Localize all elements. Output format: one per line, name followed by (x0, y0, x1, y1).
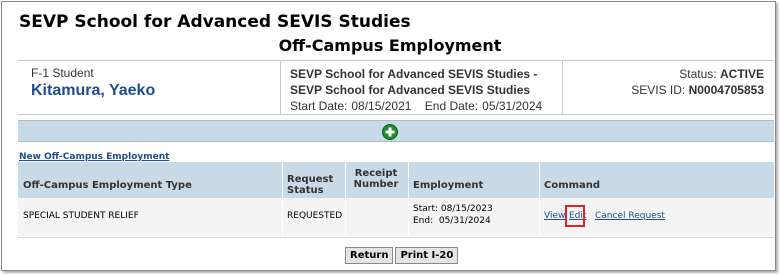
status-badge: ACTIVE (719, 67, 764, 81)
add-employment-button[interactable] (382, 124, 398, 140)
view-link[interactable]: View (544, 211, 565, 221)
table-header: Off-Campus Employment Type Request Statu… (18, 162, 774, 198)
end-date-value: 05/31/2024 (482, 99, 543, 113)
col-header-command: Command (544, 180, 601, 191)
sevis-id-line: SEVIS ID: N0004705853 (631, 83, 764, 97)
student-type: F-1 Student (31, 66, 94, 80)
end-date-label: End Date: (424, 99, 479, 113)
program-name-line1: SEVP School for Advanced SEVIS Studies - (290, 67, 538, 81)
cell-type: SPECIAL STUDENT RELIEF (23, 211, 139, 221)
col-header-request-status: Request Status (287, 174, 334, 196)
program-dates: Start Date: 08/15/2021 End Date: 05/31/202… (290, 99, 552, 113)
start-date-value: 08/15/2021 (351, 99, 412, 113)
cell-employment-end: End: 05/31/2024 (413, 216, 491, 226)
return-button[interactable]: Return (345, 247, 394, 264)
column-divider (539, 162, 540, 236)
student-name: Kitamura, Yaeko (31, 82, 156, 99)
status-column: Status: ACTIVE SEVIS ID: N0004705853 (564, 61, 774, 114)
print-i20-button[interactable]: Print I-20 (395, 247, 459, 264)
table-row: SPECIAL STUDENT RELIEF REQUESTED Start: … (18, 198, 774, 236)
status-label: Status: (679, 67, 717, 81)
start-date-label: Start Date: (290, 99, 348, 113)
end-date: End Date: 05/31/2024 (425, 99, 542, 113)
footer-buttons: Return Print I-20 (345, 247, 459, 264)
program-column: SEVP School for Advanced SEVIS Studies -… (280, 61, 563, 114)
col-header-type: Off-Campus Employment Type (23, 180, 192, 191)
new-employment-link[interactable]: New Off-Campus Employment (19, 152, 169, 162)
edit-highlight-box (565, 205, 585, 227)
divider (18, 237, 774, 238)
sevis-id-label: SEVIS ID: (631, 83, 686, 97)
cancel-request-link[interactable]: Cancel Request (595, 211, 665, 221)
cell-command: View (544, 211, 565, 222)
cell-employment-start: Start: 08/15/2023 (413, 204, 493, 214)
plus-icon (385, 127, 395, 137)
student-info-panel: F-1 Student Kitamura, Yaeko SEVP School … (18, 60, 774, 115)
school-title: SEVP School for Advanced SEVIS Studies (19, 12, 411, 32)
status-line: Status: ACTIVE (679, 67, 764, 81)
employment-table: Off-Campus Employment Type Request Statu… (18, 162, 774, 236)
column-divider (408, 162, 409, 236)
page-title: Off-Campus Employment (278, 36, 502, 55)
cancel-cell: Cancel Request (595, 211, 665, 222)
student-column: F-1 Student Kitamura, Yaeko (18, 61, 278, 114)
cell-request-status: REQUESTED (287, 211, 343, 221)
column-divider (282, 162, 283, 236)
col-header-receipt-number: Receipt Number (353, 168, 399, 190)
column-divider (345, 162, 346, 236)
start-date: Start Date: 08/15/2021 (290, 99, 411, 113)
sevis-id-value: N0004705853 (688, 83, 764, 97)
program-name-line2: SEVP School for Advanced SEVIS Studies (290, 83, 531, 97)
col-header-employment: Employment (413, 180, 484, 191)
- - - - - - -
**What is asked**.
Reproduce verbatim the items above, from the line containing "status-badge: ACTIVE (719, 67, 764, 81)" through the line containing "col-header-request-status: Request Status", including both of those lines.

**Correct output**.
status-badge: ACTIVE (719, 67, 764, 81)
add-employment-button[interactable] (382, 124, 398, 140)
view-link[interactable]: View (544, 211, 565, 221)
table-header: Off-Campus Employment Type Request Statu… (18, 162, 774, 198)
end-date-value: 05/31/2024 (482, 99, 543, 113)
col-header-command: Command (544, 180, 601, 191)
sevis-id-line: SEVIS ID: N0004705853 (631, 83, 764, 97)
student-type: F-1 Student (31, 66, 94, 80)
end-date-label: End Date: (424, 99, 479, 113)
program-name-line1: SEVP School for Advanced SEVIS Studies - (290, 67, 538, 81)
cell-type: SPECIAL STUDENT RELIEF (23, 211, 139, 221)
col-header-request-status: Request Status (287, 174, 334, 196)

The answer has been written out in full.